- EXERCISE DETAILS: Would you transcribe the whole listing exactly, minus its pictures?

------ DATA FOR PROCESSING

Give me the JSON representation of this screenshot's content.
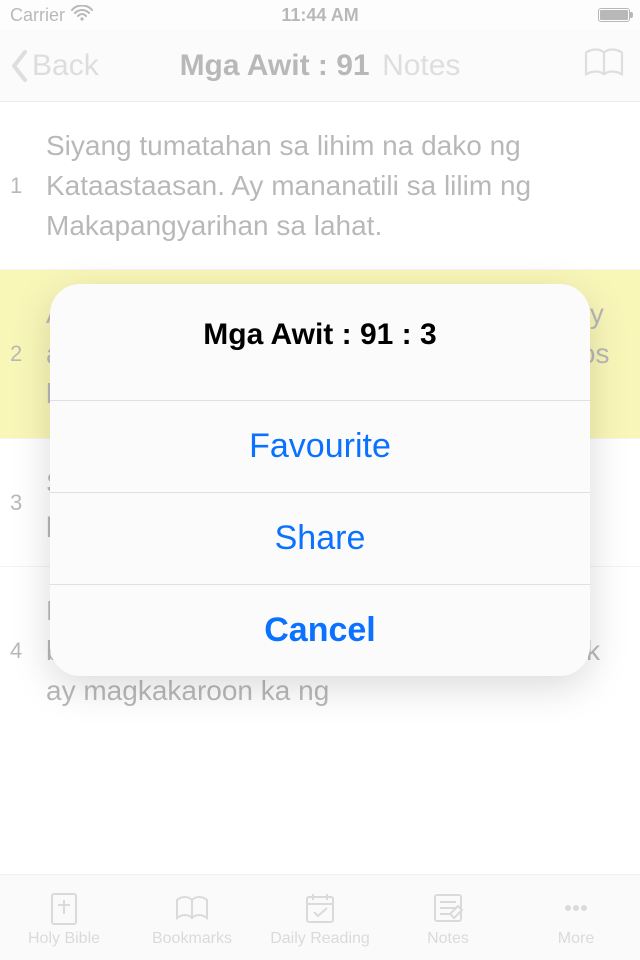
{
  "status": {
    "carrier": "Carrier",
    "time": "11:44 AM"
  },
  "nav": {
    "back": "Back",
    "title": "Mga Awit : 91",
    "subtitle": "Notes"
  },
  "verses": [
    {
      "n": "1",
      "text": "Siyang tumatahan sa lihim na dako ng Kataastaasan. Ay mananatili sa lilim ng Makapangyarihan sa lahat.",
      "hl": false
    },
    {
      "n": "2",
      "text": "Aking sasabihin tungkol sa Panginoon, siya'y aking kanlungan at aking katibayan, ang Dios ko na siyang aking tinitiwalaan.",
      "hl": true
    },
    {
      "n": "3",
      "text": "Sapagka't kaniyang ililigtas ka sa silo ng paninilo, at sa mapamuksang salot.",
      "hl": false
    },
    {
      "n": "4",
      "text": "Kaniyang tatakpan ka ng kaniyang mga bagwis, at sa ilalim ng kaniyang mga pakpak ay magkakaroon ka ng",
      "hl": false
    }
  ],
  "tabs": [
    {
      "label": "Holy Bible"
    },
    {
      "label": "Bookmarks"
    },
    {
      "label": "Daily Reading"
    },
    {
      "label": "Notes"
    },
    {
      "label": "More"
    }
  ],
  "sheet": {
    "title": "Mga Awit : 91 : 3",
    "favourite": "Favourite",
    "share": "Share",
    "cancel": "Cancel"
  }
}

------------

- EXPECTED ANSWER:
Give me the JSON representation of this screenshot's content.
{
  "status": {
    "carrier": "Carrier",
    "time": "11:44 AM"
  },
  "nav": {
    "back": "Back",
    "title": "Mga Awit : 91",
    "subtitle": "Notes"
  },
  "verses": [
    {
      "n": "1",
      "text": "Siyang tumatahan sa lihim na dako ng Kataastaasan. Ay mananatili sa lilim ng Makapangyarihan sa lahat.",
      "hl": false
    },
    {
      "n": "2",
      "text": "Aking sasabihin tungkol sa Panginoon, siya'y aking kanlungan at aking katibayan, ang Dios ko na siyang aking tinitiwalaan.",
      "hl": true
    },
    {
      "n": "3",
      "text": "Sapagka't kaniyang ililigtas ka sa silo ng paninilo, at sa mapamuksang salot.",
      "hl": false
    },
    {
      "n": "4",
      "text": "Kaniyang tatakpan ka ng kaniyang mga bagwis, at sa ilalim ng kaniyang mga pakpak ay magkakaroon ka ng",
      "hl": false
    }
  ],
  "tabs": [
    {
      "label": "Holy Bible"
    },
    {
      "label": "Bookmarks"
    },
    {
      "label": "Daily Reading"
    },
    {
      "label": "Notes"
    },
    {
      "label": "More"
    }
  ],
  "sheet": {
    "title": "Mga Awit : 91 : 3",
    "favourite": "Favourite",
    "share": "Share",
    "cancel": "Cancel"
  }
}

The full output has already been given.